▶ [Job] Duplicate the lines below unchanged, beginning with the very first line and continuing through the line that contains "bar-appropriations-pdufa-fy06 <box>54 331".

(Box coordinate listings)

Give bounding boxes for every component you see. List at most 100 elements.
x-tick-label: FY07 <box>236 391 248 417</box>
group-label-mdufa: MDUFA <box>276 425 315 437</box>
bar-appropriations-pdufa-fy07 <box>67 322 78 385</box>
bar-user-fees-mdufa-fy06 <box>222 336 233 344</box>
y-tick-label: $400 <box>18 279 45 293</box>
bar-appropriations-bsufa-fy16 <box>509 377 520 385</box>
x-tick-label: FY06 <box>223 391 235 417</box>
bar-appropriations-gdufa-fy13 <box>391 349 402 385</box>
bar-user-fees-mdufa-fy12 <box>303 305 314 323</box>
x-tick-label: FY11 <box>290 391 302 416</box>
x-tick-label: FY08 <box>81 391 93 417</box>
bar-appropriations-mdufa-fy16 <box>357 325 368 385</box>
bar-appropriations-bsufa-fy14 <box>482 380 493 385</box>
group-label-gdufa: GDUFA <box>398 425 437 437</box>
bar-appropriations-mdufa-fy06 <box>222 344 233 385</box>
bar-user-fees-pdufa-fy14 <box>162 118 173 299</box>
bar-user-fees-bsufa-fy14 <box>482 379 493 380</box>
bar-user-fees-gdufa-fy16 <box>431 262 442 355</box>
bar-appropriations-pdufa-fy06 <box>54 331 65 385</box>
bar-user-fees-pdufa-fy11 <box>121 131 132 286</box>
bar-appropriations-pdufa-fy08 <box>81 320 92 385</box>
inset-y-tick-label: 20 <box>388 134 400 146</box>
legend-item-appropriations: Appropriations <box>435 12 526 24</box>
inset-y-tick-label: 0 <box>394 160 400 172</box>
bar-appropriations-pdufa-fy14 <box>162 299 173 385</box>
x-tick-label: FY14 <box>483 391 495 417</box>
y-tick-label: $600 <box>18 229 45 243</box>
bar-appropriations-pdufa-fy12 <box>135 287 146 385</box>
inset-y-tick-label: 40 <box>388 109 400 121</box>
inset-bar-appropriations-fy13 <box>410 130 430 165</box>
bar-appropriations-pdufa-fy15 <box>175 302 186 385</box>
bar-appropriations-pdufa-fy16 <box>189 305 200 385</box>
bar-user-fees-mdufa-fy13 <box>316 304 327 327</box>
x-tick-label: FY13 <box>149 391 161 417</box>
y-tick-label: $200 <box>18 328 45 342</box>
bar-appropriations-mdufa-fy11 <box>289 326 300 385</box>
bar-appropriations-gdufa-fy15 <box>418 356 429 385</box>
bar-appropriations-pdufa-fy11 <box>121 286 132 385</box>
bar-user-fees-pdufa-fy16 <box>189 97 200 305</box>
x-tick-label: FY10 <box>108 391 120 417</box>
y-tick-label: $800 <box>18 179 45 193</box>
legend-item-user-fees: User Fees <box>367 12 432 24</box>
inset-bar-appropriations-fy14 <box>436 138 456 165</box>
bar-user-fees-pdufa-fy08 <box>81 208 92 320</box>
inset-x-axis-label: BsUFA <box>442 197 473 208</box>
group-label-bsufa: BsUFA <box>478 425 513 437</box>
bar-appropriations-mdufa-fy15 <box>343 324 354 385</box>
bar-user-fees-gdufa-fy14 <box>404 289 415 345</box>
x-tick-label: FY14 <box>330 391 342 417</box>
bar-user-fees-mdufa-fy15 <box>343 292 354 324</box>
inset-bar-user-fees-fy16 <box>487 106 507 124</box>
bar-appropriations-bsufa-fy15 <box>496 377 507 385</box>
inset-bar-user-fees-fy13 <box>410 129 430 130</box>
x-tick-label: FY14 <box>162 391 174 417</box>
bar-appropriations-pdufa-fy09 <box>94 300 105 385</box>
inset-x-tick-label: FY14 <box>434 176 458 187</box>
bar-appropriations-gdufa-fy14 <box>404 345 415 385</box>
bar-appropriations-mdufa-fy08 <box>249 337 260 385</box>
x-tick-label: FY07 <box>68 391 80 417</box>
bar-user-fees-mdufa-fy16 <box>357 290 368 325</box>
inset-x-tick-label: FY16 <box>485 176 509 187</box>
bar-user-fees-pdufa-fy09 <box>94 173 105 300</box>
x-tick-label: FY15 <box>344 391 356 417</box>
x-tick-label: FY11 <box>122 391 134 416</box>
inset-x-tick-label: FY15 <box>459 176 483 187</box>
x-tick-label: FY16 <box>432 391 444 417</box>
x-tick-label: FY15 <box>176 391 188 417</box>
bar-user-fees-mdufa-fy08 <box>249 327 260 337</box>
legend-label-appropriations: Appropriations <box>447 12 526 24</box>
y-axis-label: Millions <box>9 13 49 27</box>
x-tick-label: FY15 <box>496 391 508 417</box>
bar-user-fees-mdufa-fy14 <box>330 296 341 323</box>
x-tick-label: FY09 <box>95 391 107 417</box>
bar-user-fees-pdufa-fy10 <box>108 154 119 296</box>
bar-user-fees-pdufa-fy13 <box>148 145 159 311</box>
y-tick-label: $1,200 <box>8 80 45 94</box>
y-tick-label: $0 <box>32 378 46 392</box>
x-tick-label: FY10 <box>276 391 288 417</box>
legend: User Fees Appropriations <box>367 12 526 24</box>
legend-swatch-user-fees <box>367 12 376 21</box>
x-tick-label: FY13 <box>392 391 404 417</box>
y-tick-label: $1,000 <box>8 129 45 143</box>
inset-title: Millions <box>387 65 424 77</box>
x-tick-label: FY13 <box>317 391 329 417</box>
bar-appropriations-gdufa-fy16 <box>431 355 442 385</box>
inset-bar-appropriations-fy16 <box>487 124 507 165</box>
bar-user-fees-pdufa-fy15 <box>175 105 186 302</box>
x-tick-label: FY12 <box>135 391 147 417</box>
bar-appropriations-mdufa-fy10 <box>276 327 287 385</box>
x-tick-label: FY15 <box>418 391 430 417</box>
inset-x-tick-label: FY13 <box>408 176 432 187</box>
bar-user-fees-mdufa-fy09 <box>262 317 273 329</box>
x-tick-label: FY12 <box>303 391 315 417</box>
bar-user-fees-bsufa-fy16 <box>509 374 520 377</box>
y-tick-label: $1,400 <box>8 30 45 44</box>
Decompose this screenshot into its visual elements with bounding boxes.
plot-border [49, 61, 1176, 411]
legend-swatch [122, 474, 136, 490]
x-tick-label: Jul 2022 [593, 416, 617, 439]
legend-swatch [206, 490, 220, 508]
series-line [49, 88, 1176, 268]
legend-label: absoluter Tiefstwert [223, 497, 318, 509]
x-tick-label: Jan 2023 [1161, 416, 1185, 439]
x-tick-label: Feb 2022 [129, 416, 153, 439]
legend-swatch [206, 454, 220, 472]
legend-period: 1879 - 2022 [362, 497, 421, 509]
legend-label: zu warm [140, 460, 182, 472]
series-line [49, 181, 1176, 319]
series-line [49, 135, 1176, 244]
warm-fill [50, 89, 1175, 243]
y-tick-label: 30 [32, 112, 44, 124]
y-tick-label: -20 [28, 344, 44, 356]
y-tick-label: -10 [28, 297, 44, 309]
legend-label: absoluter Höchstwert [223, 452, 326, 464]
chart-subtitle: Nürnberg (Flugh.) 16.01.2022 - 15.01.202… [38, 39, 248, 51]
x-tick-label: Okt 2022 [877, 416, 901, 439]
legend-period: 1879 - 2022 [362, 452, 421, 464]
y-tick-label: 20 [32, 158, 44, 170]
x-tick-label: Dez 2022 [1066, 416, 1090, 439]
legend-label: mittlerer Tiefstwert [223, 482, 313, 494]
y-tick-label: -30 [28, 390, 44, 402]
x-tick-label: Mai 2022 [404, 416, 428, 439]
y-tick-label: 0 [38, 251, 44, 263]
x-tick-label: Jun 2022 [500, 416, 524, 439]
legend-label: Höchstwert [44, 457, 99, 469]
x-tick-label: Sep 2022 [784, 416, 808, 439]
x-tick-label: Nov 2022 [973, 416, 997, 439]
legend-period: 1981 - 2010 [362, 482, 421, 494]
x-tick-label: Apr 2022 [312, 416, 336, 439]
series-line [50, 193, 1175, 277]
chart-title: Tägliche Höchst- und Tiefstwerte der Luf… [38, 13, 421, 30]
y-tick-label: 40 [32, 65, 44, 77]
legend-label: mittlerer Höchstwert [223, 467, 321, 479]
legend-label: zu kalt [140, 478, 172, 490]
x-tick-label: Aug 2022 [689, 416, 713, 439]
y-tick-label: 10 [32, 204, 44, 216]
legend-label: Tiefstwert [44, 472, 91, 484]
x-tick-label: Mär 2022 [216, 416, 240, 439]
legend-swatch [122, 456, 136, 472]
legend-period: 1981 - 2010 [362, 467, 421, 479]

▶ [Answer to the exercise]
Give bounding boxes for every component you see. List at most 100 elements.
x-tick-label: FY07 <box>236 391 248 417</box>
group-label-mdufa: MDUFA <box>276 425 315 437</box>
bar-appropriations-pdufa-fy07 <box>67 322 78 385</box>
bar-user-fees-mdufa-fy06 <box>222 336 233 344</box>
y-tick-label: $400 <box>18 279 45 293</box>
bar-appropriations-bsufa-fy16 <box>509 377 520 385</box>
x-tick-label: FY06 <box>223 391 235 417</box>
bar-appropriations-gdufa-fy13 <box>391 349 402 385</box>
bar-user-fees-mdufa-fy12 <box>303 305 314 323</box>
x-tick-label: FY11 <box>290 391 302 416</box>
x-tick-label: FY08 <box>81 391 93 417</box>
bar-appropriations-mdufa-fy16 <box>357 325 368 385</box>
bar-appropriations-bsufa-fy14 <box>482 380 493 385</box>
group-label-gdufa: GDUFA <box>398 425 437 437</box>
bar-appropriations-mdufa-fy06 <box>222 344 233 385</box>
bar-user-fees-pdufa-fy14 <box>162 118 173 299</box>
bar-user-fees-bsufa-fy14 <box>482 379 493 380</box>
bar-user-fees-gdufa-fy16 <box>431 262 442 355</box>
bar-appropriations-pdufa-fy06 <box>54 331 65 385</box>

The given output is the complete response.